Print all of the data exactly.

+===+

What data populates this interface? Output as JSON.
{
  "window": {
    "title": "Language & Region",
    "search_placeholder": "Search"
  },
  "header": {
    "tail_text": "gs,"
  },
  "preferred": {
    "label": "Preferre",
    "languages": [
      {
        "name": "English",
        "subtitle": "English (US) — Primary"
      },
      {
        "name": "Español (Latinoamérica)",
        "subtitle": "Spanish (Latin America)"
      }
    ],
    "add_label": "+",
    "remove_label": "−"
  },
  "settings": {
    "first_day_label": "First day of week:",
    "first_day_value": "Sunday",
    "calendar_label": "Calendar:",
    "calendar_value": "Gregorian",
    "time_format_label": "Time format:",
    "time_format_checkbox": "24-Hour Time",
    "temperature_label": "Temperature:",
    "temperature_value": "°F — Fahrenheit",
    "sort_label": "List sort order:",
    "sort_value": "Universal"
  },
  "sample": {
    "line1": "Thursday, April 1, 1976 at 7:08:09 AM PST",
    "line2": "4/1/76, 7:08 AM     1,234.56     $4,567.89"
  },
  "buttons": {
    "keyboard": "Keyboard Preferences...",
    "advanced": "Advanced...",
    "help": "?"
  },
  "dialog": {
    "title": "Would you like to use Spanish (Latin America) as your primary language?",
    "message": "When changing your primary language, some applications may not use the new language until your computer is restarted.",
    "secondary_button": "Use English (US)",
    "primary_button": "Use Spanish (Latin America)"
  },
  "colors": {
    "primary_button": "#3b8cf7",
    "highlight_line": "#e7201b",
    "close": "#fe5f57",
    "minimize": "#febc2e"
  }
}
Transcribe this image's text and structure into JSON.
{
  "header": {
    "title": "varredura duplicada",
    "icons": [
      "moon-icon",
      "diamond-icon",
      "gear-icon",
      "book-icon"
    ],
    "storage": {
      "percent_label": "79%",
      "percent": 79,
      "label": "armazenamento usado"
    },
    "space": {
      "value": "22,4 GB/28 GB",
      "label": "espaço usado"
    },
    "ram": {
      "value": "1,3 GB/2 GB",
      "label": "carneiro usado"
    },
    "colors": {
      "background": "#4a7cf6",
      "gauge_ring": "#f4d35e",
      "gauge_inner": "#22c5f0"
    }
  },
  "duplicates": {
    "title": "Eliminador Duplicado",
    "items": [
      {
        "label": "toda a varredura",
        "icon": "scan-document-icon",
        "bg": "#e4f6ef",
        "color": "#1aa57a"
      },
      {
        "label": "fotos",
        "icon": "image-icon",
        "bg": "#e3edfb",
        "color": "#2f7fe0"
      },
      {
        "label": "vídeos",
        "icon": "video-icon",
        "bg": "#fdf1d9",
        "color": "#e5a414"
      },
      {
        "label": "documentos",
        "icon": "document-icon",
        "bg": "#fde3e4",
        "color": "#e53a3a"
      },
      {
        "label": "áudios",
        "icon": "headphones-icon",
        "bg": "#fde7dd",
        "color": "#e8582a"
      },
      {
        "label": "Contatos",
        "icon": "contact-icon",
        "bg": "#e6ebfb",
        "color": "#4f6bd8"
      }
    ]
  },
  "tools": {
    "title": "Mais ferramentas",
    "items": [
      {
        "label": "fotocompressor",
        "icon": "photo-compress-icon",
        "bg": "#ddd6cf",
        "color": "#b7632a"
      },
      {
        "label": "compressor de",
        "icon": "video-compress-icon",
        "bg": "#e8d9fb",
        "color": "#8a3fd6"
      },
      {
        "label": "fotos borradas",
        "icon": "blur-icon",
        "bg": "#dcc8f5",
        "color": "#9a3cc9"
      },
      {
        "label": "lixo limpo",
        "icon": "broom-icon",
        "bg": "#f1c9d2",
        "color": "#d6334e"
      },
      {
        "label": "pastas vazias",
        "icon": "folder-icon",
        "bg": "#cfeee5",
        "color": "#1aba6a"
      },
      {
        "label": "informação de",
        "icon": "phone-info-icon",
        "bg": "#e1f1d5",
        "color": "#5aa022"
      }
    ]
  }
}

+===+

• _Result of this exercise_:
What data populates this interface? Output as JSON.
{
  "window": {
    "title": "Language & Region",
    "search_placeholder": "Search"
  },
  "header": {
    "tail_text": "gs,"
  },
  "preferred": {
    "label": "Preferre",
    "languages": [
      {
        "name": "English",
        "subtitle": "English (US) — Primary"
      },
      {
        "name": "Español (Latinoamérica)",
        "subtitle": "Spanish (Latin America)"
      }
    ],
    "add_label": "+",
    "remove_label": "−"
  },
  "settings": {
    "first_day_label": "First day of week:",
    "first_day_value": "Sunday",
    "calendar_label": "Calendar:",
    "calendar_value": "Gregorian",
    "time_format_label": "Time format:",
    "time_format_checkbox": "24-Hour Time",
    "temperature_label": "Temperature:",
    "temperature_value": "°F — Fahrenheit",
    "sort_label": "List sort order:",
    "sort_value": "Universal"
  },
  "sample": {
    "line1": "Thursday, April 1, 1976 at 7:08:09 AM PST",
    "line2": "4/1/76, 7:08 AM     1,234.56     $4,567.89"
  },
  "buttons": {
    "keyboard": "Keyboard Preferences...",
    "advanced": "Advanced...",
    "help": "?"
  },
  "dialog": {
    "title": "Would you like to use Spanish (Latin America) as your primary language?",
    "message": "When changing your primary language, some applications may not use the new language until your computer is restarted.",
    "secondary_button": "Use English (US)",
    "primary_button": "Use Spanish (Latin America)"
  },
  "colors": {
    "primary_button": "#3b8cf7",
    "highlight_line": "#e7201b",
    "close": "#fe5f57",
    "minimize": "#febc2e"
  }
}
Transcribe this image's text and structure into JSON.
{
  "header": {
    "title": "varredura duplicada",
    "icons": [
      "moon-icon",
      "diamond-icon",
      "gear-icon",
      "book-icon"
    ],
    "storage": {
      "percent_label": "79%",
      "percent": 79,
      "label": "armazenamento usado"
    },
    "space": {
      "value": "22,4 GB/28 GB",
      "label": "espaço usado"
    },
    "ram": {
      "value": "1,3 GB/2 GB",
      "label": "carneiro usado"
    },
    "colors": {
      "background": "#4a7cf6",
      "gauge_ring": "#f4d35e",
      "gauge_inner": "#22c5f0"
    }
  },
  "duplicates": {
    "title": "Eliminador Duplicado",
    "items": [
      {
        "label": "toda a varredura",
        "icon": "scan-document-icon",
        "bg": "#e4f6ef",
        "color": "#1aa57a"
      },
      {
        "label": "fotos",
        "icon": "image-icon",
        "bg": "#e3edfb",
        "color": "#2f7fe0"
      },
      {
        "label": "vídeos",
        "icon": "video-icon",
        "bg": "#fdf1d9",
        "color": "#e5a414"
      },
      {
        "label": "documentos",
        "icon": "document-icon",
        "bg": "#fde3e4",
        "color": "#e53a3a"
      },
      {
        "label": "áudios",
        "icon": "headphones-icon",
        "bg": "#fde7dd",
        "color": "#e8582a"
      },
      {
        "label": "Contatos",
        "icon": "contact-icon",
        "bg": "#e6ebfb",
        "color": "#4f6bd8"
      }
    ]
  },
  "tools": {
    "title": "Mais ferramentas",
    "items": [
      {
        "label": "fotocompressor",
        "icon": "photo-compress-icon",
        "bg": "#ddd6cf",
        "color": "#b7632a"
      },
      {
        "label": "compressor de",
        "icon": "video-compress-icon",
        "bg": "#e8d9fb",
        "color": "#8a3fd6"
      },
      {
        "label": "fotos borradas",
        "icon": "blur-icon",
        "bg": "#dcc8f5",
        "color": "#9a3cc9"
      },
      {
        "label": "lixo limpo",
        "icon": "broom-icon",
        "bg": "#f1c9d2",
        "color": "#d6334e"
      },
      {
        "label": "pastas vazias",
        "icon": "folder-icon",
        "bg": "#cfeee5",
        "color": "#1aba6a"
      },
      {
        "label": "informação de",
        "icon": "phone-info-icon",
        "bg": "#e1f1d5",
        "color": "#5aa022"
      }
    ]
  }
}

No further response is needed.